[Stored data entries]
· · · ·
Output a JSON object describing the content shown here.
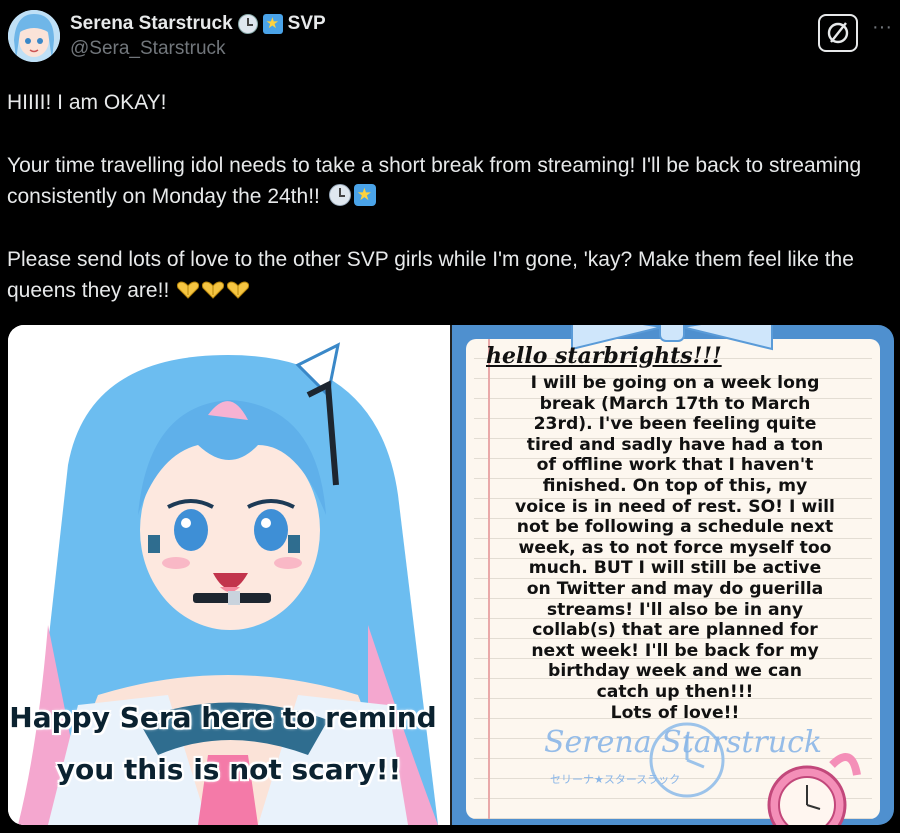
{
  "author": {
    "display_name": "Serena Starstruck",
    "org_label": "SVP",
    "handle": "@Sera_Starstruck"
  },
  "icons": {
    "grok": "grok-slash-circle-icon",
    "more": "more-dots-icon",
    "clock_badge": "clock-emoji-icon",
    "star_badge": "shooting-star-emoji-icon",
    "heart": "heart-hands-emoji-icon"
  },
  "tweet": {
    "line1": "HIIII! I am OKAY!",
    "line2": "Your time travelling idol needs to take a short break from streaming! I'll be back to streaming consistently on Monday the 24th!!",
    "line3": "Please send lots of love to the other SVP girls while I'm gone, 'kay? Make them feel like the queens they are!!"
  },
  "media": {
    "left_caption_1": "Happy Sera here to remind",
    "left_caption_2": "you this is not scary!!",
    "note_title": "hello starbrights!!!",
    "note_lines": [
      "I will be going on a week long",
      "break (March 17th to March",
      "23rd). I've been feeling quite",
      "tired and sadly have had a ton",
      "of offline work that I haven't",
      "finished. On top of this, my",
      "voice is in need of rest. SO! I will",
      "not be following a schedule next",
      "week, as to not force myself too",
      "much. BUT I will still be active",
      "on Twitter and may do guerilla",
      "streams! I'll also be in any",
      "collab(s) that are planned for",
      "next week! I'll be back for my",
      "birthday week and we can",
      "catch up then!!!",
      "Lots of love!!"
    ],
    "signature": "Serena Starstruck",
    "signature_kana": "セリーナ★スタースラック"
  },
  "colors": {
    "background": "#000000",
    "text": "#e7e9ea",
    "muted": "#71767b",
    "note_frame": "#4f90cf",
    "heart": "#f5c542"
  }
}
· · · ·
**Set task:** Please set down each line of the data above exactly as written, without the pictures.

**Written solution:**
Output a JSON object describing the content shown here.
{
  "author": {
    "display_name": "Serena Starstruck",
    "org_label": "SVP",
    "handle": "@Sera_Starstruck"
  },
  "icons": {
    "grok": "grok-slash-circle-icon",
    "more": "more-dots-icon",
    "clock_badge": "clock-emoji-icon",
    "star_badge": "shooting-star-emoji-icon",
    "heart": "heart-hands-emoji-icon"
  },
  "tweet": {
    "line1": "HIIII! I am OKAY!",
    "line2": "Your time travelling idol needs to take a short break from streaming! I'll be back to streaming consistently on Monday the 24th!!",
    "line3": "Please send lots of love to the other SVP girls while I'm gone, 'kay? Make them feel like the queens they are!!"
  },
  "media": {
    "left_caption_1": "Happy Sera here to remind",
    "left_caption_2": "you this is not scary!!",
    "note_title": "hello starbrights!!!",
    "note_lines": [
      "I will be going on a week long",
      "break (March 17th to March",
      "23rd). I've been feeling quite",
      "tired and sadly have had a ton",
      "of offline work that I haven't",
      "finished. On top of this, my",
      "voice is in need of rest. SO! I will",
      "not be following a schedule next",
      "week, as to not force myself too",
      "much. BUT I will still be active",
      "on Twitter and may do guerilla",
      "streams! I'll also be in any",
      "collab(s) that are planned for",
      "next week! I'll be back for my",
      "birthday week and we can",
      "catch up then!!!",
      "Lots of love!!"
    ],
    "signature": "Serena Starstruck",
    "signature_kana": "セリーナ★スタースラック"
  },
  "colors": {
    "background": "#000000",
    "text": "#e7e9ea",
    "muted": "#71767b",
    "note_frame": "#4f90cf",
    "heart": "#f5c542"
  }
}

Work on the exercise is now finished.